(Dataset items)
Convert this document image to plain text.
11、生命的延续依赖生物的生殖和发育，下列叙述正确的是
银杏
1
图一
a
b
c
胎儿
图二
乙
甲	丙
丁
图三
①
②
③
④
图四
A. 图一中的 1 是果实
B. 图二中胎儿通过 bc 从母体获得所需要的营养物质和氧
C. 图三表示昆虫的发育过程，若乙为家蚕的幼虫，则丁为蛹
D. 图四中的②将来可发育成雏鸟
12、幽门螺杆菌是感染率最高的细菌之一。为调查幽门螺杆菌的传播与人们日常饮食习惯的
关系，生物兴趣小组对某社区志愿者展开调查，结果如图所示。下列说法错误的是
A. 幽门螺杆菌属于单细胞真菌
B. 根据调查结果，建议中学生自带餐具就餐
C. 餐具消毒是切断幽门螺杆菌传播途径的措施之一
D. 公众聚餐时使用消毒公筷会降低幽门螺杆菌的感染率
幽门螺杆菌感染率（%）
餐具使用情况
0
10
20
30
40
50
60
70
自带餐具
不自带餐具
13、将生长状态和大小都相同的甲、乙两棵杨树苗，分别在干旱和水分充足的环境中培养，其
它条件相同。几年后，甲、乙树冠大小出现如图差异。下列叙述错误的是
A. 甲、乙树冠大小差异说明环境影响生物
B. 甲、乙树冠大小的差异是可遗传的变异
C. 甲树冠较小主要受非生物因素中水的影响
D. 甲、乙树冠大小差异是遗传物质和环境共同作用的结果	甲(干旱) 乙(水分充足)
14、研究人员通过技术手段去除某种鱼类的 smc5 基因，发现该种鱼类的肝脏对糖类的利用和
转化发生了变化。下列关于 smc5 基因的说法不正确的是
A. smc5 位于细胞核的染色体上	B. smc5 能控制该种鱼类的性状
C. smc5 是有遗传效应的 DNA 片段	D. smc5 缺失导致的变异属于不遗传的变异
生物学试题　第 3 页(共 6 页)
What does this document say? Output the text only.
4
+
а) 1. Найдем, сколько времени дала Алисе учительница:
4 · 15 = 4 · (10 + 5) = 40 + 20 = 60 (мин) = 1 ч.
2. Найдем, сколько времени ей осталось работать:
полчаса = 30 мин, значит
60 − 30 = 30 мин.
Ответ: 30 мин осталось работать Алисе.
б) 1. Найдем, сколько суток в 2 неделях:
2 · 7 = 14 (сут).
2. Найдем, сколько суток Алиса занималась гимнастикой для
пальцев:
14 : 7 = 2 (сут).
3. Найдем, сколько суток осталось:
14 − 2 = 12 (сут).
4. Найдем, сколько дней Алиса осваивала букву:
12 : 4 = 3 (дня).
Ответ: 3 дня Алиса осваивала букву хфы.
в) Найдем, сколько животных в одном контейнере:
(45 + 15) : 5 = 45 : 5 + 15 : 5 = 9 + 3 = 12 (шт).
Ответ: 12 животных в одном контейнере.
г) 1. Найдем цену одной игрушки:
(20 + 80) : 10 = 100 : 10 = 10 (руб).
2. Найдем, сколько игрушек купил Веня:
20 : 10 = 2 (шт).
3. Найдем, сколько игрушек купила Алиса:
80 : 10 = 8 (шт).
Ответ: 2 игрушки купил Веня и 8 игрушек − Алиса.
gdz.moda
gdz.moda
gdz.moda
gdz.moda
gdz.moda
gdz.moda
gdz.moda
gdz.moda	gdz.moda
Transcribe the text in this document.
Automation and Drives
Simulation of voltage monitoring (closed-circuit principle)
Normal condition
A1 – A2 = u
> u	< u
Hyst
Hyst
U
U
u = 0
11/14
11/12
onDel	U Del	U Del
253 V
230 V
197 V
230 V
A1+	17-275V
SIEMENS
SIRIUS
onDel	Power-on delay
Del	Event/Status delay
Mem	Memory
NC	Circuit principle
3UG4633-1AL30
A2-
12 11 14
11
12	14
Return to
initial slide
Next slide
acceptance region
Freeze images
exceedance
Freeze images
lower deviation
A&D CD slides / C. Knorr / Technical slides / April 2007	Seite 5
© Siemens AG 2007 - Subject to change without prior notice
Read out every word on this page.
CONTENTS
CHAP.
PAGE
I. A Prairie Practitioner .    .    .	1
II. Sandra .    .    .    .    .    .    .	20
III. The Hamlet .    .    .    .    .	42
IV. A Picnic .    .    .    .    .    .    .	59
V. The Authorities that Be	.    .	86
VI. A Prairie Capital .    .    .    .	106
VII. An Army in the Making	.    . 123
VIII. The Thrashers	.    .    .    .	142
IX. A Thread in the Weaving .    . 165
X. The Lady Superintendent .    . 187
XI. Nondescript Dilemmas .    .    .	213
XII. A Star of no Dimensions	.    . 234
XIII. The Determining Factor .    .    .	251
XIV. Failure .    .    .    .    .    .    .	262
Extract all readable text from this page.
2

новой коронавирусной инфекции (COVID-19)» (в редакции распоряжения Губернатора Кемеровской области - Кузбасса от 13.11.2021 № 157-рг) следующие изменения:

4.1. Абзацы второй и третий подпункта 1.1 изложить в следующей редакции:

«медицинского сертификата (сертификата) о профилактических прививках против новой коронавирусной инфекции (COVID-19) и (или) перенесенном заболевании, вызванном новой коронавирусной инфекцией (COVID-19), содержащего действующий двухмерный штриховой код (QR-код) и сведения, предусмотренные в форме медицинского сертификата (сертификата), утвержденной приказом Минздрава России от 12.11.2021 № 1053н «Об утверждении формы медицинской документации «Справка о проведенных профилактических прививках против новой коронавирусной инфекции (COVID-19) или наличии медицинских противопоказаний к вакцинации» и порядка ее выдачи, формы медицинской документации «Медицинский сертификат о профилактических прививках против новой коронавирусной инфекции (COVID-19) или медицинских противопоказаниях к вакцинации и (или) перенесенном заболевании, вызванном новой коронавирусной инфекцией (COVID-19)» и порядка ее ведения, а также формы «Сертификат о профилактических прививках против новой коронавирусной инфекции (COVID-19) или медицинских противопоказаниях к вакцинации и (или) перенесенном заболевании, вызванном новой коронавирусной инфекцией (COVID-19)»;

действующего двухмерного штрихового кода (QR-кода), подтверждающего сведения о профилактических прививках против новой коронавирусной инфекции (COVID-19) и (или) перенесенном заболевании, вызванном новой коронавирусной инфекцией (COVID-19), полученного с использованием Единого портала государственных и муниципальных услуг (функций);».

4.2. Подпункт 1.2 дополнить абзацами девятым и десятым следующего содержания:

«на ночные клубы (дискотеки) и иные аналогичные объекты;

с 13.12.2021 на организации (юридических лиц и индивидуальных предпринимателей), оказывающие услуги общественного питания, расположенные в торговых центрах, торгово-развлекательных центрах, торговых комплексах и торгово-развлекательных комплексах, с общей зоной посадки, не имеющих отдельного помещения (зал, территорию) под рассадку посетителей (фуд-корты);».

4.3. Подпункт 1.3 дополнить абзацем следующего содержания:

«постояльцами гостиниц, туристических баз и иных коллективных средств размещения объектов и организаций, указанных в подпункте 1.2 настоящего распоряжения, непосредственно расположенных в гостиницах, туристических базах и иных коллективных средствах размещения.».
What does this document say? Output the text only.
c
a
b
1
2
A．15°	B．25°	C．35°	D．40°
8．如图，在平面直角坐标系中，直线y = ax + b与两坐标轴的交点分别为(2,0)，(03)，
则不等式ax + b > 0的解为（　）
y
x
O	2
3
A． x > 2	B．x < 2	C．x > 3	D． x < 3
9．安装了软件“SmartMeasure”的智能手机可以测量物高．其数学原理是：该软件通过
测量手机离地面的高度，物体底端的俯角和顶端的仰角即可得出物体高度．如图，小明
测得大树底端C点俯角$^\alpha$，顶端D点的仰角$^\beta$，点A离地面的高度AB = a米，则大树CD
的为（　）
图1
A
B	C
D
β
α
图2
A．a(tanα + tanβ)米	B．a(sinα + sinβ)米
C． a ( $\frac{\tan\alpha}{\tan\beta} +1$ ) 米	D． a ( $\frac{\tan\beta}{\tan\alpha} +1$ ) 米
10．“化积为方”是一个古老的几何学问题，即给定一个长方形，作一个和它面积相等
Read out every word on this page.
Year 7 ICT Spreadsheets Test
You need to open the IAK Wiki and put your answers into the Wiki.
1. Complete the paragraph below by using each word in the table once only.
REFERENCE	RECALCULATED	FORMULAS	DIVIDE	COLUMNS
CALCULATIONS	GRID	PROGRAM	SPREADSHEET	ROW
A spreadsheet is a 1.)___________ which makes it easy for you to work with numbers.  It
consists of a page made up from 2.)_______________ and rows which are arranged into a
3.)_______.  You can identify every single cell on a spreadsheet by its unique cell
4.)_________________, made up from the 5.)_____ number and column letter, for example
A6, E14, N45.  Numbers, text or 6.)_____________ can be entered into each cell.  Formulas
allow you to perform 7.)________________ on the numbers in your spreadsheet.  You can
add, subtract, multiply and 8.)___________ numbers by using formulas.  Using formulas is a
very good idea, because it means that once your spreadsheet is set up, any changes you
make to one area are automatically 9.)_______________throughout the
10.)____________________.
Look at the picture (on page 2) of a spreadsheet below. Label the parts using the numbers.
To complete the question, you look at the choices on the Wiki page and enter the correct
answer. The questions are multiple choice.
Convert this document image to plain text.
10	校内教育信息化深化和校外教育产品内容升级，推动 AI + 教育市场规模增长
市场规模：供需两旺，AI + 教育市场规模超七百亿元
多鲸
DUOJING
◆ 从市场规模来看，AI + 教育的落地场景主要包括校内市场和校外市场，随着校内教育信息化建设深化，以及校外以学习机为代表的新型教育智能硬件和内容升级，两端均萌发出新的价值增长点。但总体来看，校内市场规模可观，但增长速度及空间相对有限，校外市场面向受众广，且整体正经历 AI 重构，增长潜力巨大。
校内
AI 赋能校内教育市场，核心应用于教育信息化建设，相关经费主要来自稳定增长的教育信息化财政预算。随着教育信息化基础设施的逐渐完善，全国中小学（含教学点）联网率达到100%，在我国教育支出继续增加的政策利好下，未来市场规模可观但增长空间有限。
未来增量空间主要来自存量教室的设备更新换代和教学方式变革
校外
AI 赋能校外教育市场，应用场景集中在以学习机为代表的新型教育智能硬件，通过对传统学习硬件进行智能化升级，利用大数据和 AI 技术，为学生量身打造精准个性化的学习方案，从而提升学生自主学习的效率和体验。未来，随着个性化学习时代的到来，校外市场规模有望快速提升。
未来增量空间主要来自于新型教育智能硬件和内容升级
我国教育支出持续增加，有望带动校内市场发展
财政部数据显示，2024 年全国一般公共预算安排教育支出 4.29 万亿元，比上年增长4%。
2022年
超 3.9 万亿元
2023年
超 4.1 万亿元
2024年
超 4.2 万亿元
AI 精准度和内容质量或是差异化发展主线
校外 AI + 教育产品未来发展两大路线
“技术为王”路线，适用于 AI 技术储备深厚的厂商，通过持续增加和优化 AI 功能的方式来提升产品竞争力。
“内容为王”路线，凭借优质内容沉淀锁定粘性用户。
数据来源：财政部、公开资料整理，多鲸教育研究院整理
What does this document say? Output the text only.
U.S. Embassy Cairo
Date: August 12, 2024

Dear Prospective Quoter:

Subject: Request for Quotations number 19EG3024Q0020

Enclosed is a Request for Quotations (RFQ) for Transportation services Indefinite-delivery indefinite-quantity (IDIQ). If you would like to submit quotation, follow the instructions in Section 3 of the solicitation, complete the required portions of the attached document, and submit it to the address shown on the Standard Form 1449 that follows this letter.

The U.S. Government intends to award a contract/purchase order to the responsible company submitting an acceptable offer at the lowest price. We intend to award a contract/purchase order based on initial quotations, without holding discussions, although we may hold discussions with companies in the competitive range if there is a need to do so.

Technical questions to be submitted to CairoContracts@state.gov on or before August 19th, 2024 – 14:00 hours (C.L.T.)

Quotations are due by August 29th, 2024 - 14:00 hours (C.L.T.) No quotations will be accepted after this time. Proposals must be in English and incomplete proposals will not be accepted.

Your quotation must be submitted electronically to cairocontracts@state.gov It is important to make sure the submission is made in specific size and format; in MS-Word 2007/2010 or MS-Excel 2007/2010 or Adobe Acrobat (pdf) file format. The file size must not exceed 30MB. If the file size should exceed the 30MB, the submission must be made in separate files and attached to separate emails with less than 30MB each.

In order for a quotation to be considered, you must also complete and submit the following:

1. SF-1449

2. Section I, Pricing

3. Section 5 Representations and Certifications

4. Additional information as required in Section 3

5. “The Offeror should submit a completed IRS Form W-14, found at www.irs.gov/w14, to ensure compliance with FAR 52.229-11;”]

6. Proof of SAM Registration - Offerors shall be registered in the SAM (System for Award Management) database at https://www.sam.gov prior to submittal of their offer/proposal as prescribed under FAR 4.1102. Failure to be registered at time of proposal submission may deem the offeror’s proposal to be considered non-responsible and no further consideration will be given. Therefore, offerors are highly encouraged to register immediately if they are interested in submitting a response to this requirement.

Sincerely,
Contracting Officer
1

#### Task requirements:
Identify the lines in the entries that hold "which" and return each one.

#### Result of this task:
A spreadsheet is a 1.)___________ which makes it easy for you to work with numbers.  It
consists of a page made up from 2.)_______________ and rows which are arranged into a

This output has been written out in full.